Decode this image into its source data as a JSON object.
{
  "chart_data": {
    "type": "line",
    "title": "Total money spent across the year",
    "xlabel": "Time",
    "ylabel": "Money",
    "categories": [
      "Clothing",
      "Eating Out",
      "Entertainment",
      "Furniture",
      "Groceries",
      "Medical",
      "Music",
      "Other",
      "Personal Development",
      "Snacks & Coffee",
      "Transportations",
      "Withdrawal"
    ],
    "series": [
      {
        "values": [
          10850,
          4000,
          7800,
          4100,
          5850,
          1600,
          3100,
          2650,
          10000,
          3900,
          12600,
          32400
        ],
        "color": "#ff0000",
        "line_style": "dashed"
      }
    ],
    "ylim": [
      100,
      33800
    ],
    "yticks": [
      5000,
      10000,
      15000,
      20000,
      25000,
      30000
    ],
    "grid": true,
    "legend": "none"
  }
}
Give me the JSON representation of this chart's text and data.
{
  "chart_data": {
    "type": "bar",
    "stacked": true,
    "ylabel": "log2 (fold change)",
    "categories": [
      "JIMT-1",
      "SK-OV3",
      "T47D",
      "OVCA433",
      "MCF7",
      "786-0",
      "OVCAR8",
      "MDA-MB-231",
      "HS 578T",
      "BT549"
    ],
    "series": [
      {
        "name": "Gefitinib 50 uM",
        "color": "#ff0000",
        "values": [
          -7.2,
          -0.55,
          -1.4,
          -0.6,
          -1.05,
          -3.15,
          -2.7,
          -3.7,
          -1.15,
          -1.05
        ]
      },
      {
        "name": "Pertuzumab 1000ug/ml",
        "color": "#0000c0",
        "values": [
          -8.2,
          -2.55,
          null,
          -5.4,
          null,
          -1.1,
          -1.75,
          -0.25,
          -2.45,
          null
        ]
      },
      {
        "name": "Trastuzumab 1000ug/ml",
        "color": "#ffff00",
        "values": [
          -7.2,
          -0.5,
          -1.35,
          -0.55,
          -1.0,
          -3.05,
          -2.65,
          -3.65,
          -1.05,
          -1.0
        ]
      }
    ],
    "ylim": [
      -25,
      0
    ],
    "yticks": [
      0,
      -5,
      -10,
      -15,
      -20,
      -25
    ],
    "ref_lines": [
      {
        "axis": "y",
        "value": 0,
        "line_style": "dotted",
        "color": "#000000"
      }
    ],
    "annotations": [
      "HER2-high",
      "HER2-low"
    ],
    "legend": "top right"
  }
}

· · ·

- **Your objective**:
Each record should come back exactly as written.

- **Written answer**:
Decode this image into its source data as a JSON object.
{
  "chart_data": {
    "type": "line",
    "title": "Total money spent across the year",
    "xlabel": "Time",
    "ylabel": "Money",
    "categories": [
      "Clothing",
      "Eating Out",
      "Entertainment",
      "Furniture",
      "Groceries",
      "Medical",
      "Music",
      "Other",
      "Personal Development",
      "Snacks & Coffee",
      "Transportations",
      "Withdrawal"
    ],
    "series": [
      {
        "values": [
          10850,
          4000,
          7800,
          4100,
          5850,
          1600,
          3100,
          2650,
          10000,
          3900,
          12600,
          32400
        ],
        "color": "#ff0000",
        "line_style": "dashed"
      }
    ],
    "ylim": [
      100,
      33800
    ],
    "yticks": [
      5000,
      10000,
      15000,
      20000,
      25000,
      30000
    ],
    "grid": true,
    "legend": "none"
  }
}
Give me the JSON representation of this chart's text and data.
{
  "chart_data": {
    "type": "bar",
    "stacked": true,
    "ylabel": "log2 (fold change)",
    "categories": [
      "JIMT-1",
      "SK-OV3",
      "T47D",
      "OVCA433",
      "MCF7",
      "786-0",
      "OVCAR8",
      "MDA-MB-231",
      "HS 578T",
      "BT549"
    ],
    "series": [
      {
        "name": "Gefitinib 50 uM",
        "color": "#ff0000",
        "values": [
          -7.2,
          -0.55,
          -1.4,
          -0.6,
          -1.05,
          -3.15,
          -2.7,
          -3.7,
          -1.15,
          -1.05
        ]
      },
      {
        "name": "Pertuzumab 1000ug/ml",
        "color": "#0000c0",
        "values": [
          -8.2,
          -2.55,
          null,
          -5.4,
          null,
          -1.1,
          -1.75,
          -0.25,
          -2.45,
          null
        ]
      },
      {
        "name": "Trastuzumab 1000ug/ml",
        "color": "#ffff00",
        "values": [
          -7.2,
          -0.5,
          -1.35,
          -0.55,
          -1.0,
          -3.05,
          -2.65,
          -3.65,
          -1.05,
          -1.0
        ]
      }
    ],
    "ylim": [
      -25,
      0
    ],
    "yticks": [
      0,
      -5,
      -10,
      -15,
      -20,
      -25
    ],
    "ref_lines": [
      {
        "axis": "y",
        "value": 0,
        "line_style": "dotted",
        "color": "#000000"
      }
    ],
    "annotations": [
      "HER2-high",
      "HER2-low"
    ],
    "legend": "top right"
  }
}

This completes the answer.